Short problem - Locate each line in the records containing "world". Copy it.

Records provided -
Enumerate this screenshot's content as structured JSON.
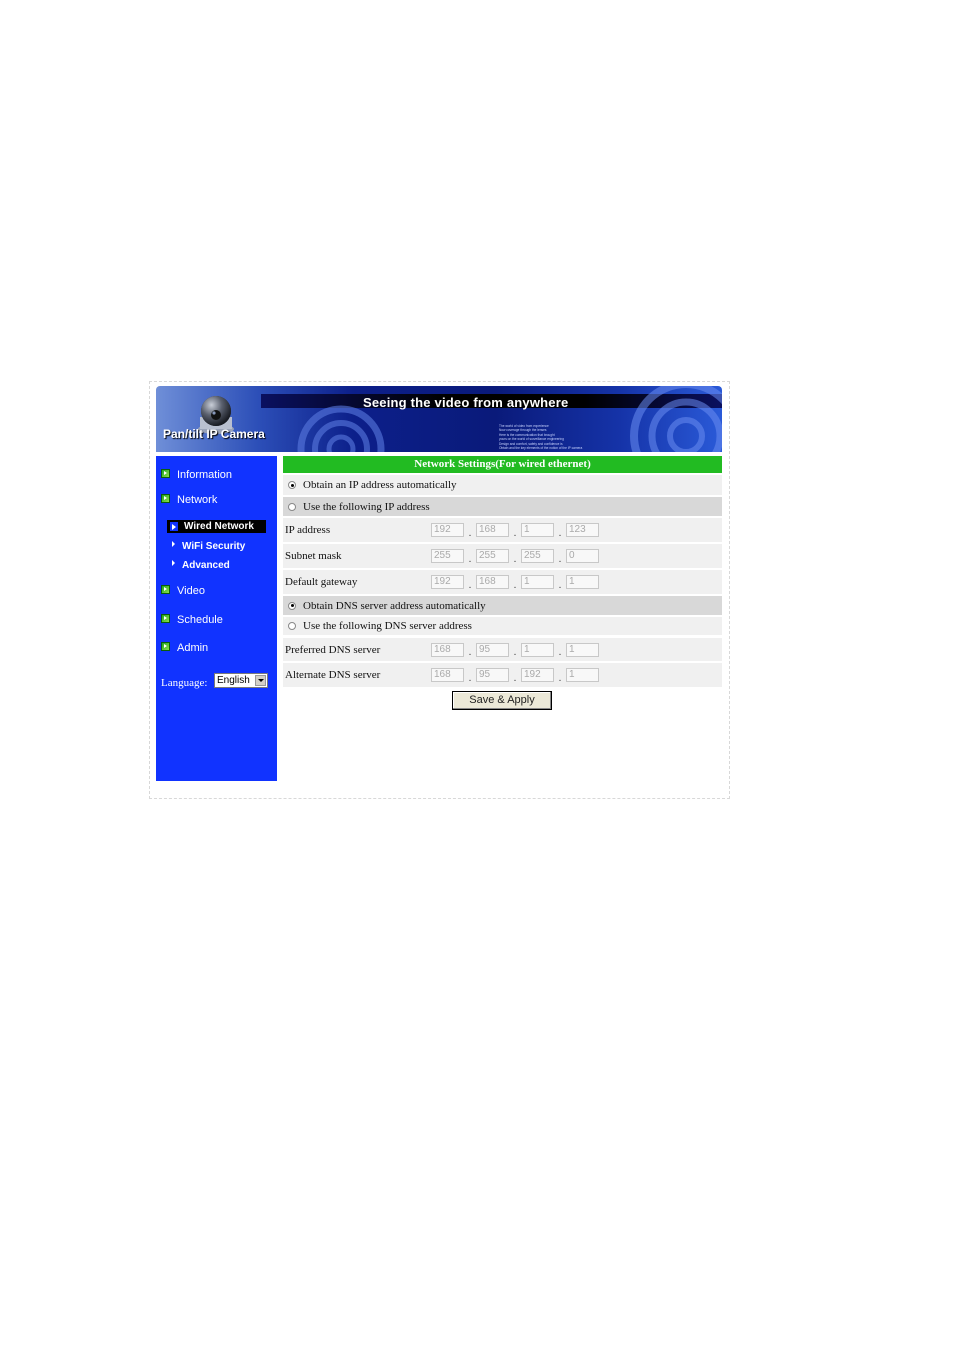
{
  "banner": {
    "tagline": "Seeing the video from anywhere",
    "brand": "Pan/tilt IP Camera",
    "fine_print": [
      "The world of video from experience",
      "Now coverage through the lenses",
      "Here is the communication that brought",
      "yours on the world of surveillance engineering",
      "Design and comfort, safety and confidence is",
      "Obtain and the key elements of the notion of the IP camera"
    ]
  },
  "sidebar": {
    "items": [
      {
        "label": "Information"
      },
      {
        "label": "Network"
      },
      {
        "label": "Video"
      },
      {
        "label": "Schedule"
      },
      {
        "label": "Admin"
      }
    ],
    "network_sub": [
      {
        "label": "Wired Network",
        "active": true
      },
      {
        "label": "WiFi Security"
      },
      {
        "label": "Advanced"
      }
    ],
    "language_label": "Language:",
    "language_value": "English"
  },
  "main": {
    "title": "Network Settings(For wired ethernet)",
    "ip_auto_label": "Obtain an IP address automatically",
    "ip_manual_label": "Use the following IP address",
    "ip_mode": "auto",
    "fields": [
      {
        "label": "IP address",
        "octets": [
          "192",
          "168",
          "1",
          "123"
        ]
      },
      {
        "label": "Subnet mask",
        "octets": [
          "255",
          "255",
          "255",
          "0"
        ]
      },
      {
        "label": "Default gateway",
        "octets": [
          "192",
          "168",
          "1",
          "1"
        ]
      }
    ],
    "dns_auto_label": "Obtain DNS server address automatically",
    "dns_manual_label": "Use the following DNS server address",
    "dns_mode": "auto",
    "dns_fields": [
      {
        "label": "Preferred DNS server",
        "octets": [
          "168",
          "95",
          "1",
          "1"
        ]
      },
      {
        "label": "Alternate DNS server",
        "octets": [
          "168",
          "95",
          "192",
          "1"
        ]
      }
    ],
    "save_label": "Save & Apply"
  },
  "colors": {
    "sidebar": "#1133ff",
    "title_bar": "#22bb22",
    "row_grey": "#d8d8d8",
    "row_light": "#f0f0f0"
  }
}
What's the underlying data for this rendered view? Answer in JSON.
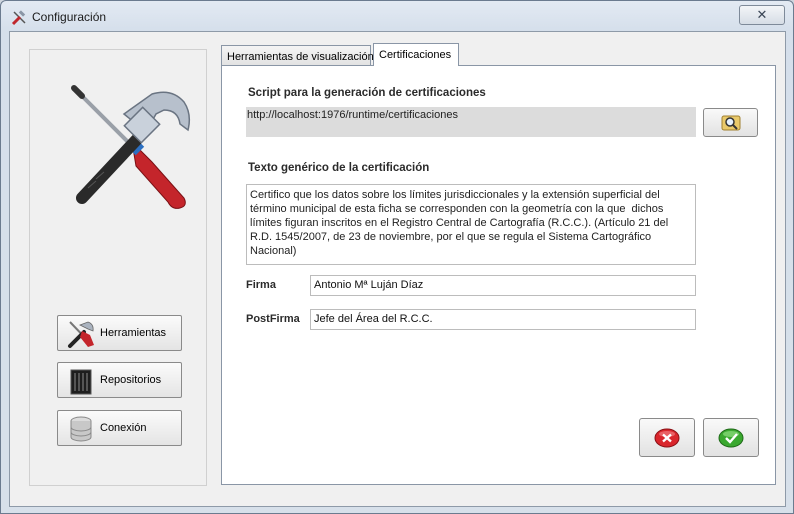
{
  "window": {
    "title": "Configuración",
    "close_glyph": "✕"
  },
  "nav": [
    {
      "label": "Herramientas",
      "icon": "tools-icon"
    },
    {
      "label": "Repositorios",
      "icon": "server-icon"
    },
    {
      "label": "Conexión",
      "icon": "database-icon"
    }
  ],
  "tabs": [
    {
      "label": "Herramientas de visualización",
      "active": false
    },
    {
      "label": "Certificaciones",
      "active": true
    }
  ],
  "cert": {
    "script_label": "Script para la generación de certificaciones",
    "script_value": "http://localhost:1976/runtime/certificaciones",
    "text_label": "Texto genérico de la certificación",
    "text_value": "Certifico que los datos sobre los límites jurisdiccionales y la extensión superficial del término municipal de esta ficha se corresponden con la geometría con la que  dichos límites figuran inscritos en el Registro Central de Cartografía (R.C.C.). (Artículo 21 del R.D. 1545/2007, de 23 de noviembre, por el que se regula el Sistema Cartográfico Nacional)",
    "firma_label": "Firma",
    "firma_value": "Antonio Mª Luján Díaz",
    "postfirma_label": "PostFirma",
    "postfirma_value": "Jefe del Área del R.C.C."
  },
  "colors": {
    "cancel": "#d9262c",
    "accept": "#3aa82f"
  }
}
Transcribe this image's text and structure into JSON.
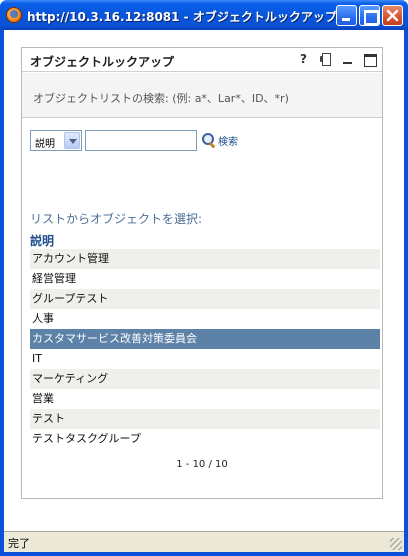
{
  "window": {
    "title": "http://10.3.16.12:8081 - オブジェクトルックアップ..."
  },
  "portlet": {
    "title": "オブジェクトルックアップ",
    "help_icon": "?"
  },
  "search": {
    "hint": "オブジェクトリストの検索: (例: a*、Lar*、ID、*r)",
    "field_selected": "説明",
    "input_value": "",
    "button_label": "検索"
  },
  "list": {
    "heading": "リストからオブジェクトを選択:",
    "column_header": "説明",
    "items": [
      "アカウント管理",
      "経営管理",
      "グループテスト",
      "人事",
      "カスタマサービス改善対策委員会",
      "IT",
      "マーケティング",
      "営業",
      "テスト",
      "テストタスクグループ"
    ],
    "selected_index": 4
  },
  "pager": {
    "text": "1 - 10 / 10"
  },
  "statusbar": {
    "text": "完了"
  },
  "colors": {
    "selected_row": "#5d82a8",
    "link": "#1f4e8c",
    "titlebar": "#0a5fe8"
  },
  "icons": [
    "firefox-icon",
    "minimize-icon",
    "maximize-icon",
    "close-icon",
    "help-icon",
    "print-icon",
    "portlet-minimize-icon",
    "portlet-maximize-icon",
    "magnifier-icon",
    "dropdown-arrow-icon"
  ]
}
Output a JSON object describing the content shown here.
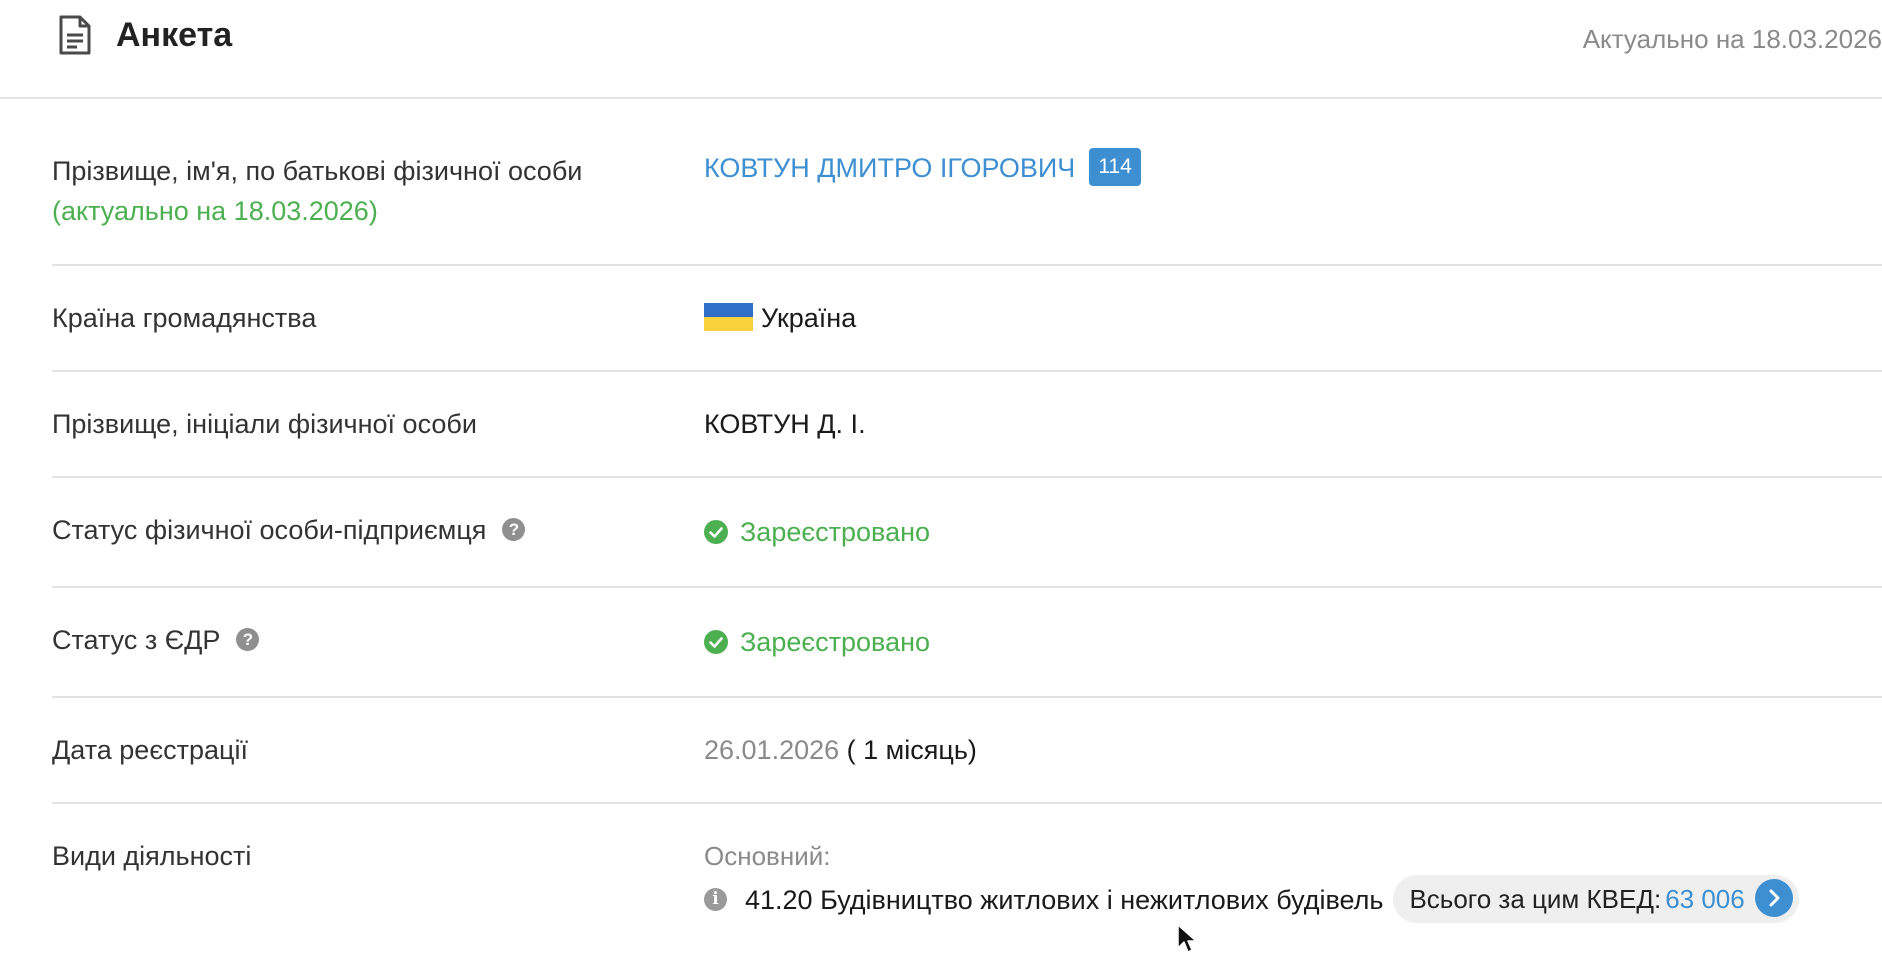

Correct result -
      "The world of video from experience",
      "yours on the world of surveillance engineering",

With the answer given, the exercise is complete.